• Work instructions: Check every line below for the word "likes" and copy each one that has it.

Some records:
============

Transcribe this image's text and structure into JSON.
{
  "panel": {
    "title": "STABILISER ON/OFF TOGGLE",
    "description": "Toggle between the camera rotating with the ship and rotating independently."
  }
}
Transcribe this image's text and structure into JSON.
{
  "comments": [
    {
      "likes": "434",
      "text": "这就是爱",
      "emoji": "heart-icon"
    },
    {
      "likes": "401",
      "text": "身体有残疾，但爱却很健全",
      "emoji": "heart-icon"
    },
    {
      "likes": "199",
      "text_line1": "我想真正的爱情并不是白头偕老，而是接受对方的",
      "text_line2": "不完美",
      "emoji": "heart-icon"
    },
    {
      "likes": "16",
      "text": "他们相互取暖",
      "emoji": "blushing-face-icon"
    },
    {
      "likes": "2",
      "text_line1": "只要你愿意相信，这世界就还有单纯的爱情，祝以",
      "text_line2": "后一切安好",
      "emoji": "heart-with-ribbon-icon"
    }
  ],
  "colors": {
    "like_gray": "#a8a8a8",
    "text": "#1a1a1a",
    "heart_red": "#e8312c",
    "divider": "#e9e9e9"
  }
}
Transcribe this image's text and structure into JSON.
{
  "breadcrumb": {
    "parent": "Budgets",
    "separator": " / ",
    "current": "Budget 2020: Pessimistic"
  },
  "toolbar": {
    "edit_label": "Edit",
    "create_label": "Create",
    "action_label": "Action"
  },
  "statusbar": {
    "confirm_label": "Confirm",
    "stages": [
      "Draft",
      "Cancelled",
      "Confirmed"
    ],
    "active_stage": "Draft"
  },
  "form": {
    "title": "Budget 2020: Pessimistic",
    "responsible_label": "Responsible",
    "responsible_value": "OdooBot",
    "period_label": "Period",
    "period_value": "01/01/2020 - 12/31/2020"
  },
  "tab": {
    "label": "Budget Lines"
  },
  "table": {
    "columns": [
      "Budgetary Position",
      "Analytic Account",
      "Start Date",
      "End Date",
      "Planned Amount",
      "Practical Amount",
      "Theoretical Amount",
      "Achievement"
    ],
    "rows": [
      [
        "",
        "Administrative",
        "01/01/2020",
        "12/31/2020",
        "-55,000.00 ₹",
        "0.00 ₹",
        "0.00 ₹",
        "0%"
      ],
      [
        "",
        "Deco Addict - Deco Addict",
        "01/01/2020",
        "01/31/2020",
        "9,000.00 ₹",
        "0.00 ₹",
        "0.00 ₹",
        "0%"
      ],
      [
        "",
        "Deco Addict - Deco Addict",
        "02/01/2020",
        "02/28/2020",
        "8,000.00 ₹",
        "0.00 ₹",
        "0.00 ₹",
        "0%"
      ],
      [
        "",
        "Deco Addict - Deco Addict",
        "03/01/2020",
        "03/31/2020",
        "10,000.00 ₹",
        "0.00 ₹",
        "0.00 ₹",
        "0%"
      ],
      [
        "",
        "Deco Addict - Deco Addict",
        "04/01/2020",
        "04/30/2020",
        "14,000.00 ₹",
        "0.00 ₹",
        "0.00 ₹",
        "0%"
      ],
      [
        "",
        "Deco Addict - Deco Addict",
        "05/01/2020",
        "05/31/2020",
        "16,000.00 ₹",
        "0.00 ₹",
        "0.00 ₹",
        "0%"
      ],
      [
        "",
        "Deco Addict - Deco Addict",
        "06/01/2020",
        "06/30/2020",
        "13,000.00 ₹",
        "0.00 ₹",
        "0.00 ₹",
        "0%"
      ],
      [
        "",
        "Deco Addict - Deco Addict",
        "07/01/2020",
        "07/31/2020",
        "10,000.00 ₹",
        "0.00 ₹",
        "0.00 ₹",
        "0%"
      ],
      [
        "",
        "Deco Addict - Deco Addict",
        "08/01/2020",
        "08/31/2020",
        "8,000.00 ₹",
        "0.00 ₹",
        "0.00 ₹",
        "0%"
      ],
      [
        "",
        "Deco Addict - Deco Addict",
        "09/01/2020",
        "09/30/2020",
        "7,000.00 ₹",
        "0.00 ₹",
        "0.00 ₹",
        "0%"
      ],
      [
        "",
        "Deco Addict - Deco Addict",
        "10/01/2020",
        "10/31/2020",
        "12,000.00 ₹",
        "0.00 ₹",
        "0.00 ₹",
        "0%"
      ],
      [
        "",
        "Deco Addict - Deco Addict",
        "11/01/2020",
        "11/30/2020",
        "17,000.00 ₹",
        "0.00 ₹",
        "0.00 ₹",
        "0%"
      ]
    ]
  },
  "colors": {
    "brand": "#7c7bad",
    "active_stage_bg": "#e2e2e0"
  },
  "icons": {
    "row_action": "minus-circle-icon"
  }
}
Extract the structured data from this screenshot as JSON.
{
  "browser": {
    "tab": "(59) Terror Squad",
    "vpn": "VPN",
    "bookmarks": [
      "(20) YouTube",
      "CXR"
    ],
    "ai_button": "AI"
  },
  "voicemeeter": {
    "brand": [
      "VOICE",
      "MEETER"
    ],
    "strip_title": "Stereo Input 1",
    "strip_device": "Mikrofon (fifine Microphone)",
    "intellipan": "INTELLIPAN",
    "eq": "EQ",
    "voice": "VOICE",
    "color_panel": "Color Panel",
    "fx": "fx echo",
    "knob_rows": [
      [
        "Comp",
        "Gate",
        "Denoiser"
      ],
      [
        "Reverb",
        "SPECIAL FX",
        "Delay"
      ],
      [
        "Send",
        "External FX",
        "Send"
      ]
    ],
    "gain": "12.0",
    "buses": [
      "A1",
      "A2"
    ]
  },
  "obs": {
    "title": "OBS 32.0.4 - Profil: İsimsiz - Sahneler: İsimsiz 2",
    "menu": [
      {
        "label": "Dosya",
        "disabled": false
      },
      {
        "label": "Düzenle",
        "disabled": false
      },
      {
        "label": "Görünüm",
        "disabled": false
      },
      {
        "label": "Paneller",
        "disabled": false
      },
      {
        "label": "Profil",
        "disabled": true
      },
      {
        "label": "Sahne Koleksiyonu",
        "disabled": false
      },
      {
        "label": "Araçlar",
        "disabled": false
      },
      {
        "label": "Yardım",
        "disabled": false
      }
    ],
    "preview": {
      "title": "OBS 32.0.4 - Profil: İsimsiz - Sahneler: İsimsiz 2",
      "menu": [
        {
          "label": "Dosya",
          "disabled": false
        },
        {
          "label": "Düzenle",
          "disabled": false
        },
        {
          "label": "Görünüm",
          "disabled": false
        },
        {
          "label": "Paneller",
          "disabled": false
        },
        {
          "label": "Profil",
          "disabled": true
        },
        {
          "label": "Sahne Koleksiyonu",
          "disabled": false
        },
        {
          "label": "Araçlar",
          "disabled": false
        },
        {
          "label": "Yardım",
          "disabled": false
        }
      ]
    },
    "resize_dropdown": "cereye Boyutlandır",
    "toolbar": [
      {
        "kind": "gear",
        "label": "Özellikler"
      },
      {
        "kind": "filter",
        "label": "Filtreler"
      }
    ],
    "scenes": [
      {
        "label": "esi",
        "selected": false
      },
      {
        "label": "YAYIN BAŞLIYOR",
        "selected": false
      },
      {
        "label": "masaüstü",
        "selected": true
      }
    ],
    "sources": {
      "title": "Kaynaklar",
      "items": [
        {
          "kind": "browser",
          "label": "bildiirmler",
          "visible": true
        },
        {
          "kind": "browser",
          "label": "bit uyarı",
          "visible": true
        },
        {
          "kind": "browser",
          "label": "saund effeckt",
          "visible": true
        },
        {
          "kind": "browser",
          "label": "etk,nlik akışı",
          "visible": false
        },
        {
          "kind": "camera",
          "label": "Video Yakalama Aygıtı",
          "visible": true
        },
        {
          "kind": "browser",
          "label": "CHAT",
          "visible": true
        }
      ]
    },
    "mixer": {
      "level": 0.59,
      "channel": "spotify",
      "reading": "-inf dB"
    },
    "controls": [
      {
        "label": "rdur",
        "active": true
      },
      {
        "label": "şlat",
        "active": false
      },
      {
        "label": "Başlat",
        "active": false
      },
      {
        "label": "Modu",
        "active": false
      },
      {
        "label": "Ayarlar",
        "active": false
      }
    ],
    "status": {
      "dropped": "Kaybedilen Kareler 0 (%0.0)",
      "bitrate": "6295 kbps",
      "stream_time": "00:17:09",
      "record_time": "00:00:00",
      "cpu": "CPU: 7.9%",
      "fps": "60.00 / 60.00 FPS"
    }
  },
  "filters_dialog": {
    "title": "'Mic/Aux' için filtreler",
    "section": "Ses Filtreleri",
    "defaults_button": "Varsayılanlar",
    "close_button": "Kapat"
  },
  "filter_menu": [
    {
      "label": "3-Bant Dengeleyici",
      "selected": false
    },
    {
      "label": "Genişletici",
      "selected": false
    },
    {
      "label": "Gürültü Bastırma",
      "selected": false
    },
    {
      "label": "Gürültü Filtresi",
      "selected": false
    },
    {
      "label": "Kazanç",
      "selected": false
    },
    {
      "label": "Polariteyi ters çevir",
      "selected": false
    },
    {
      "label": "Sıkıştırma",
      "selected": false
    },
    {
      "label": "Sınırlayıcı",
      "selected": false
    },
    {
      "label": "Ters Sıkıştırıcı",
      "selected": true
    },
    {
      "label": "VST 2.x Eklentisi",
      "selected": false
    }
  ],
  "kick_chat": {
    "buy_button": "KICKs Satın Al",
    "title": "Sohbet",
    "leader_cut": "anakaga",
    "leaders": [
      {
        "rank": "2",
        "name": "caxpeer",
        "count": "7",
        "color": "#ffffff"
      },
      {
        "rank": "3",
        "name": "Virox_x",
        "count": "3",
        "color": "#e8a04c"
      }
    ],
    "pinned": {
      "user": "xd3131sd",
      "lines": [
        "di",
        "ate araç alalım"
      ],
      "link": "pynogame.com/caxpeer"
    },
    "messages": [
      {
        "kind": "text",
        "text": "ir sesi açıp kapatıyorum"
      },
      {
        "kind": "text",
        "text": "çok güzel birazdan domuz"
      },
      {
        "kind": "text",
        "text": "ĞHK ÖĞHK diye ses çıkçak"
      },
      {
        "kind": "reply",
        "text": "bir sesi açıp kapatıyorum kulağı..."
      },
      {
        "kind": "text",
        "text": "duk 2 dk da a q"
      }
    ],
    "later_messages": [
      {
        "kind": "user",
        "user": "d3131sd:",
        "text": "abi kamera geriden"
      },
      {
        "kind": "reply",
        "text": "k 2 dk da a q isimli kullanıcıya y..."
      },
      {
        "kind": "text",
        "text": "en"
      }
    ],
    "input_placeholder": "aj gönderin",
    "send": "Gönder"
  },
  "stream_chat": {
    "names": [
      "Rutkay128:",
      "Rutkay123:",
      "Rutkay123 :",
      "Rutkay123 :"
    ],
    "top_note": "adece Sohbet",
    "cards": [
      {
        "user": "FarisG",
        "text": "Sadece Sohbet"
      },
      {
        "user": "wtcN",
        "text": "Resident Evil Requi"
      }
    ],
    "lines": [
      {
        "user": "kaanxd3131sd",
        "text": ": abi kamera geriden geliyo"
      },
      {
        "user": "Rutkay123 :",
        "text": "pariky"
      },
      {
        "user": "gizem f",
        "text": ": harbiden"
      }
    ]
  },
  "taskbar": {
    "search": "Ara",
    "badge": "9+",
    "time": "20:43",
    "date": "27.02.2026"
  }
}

============

• Answer:
      "likes": "434",
      "likes": "401",
      "likes": "199",
      "likes": "16",
      "likes": "2",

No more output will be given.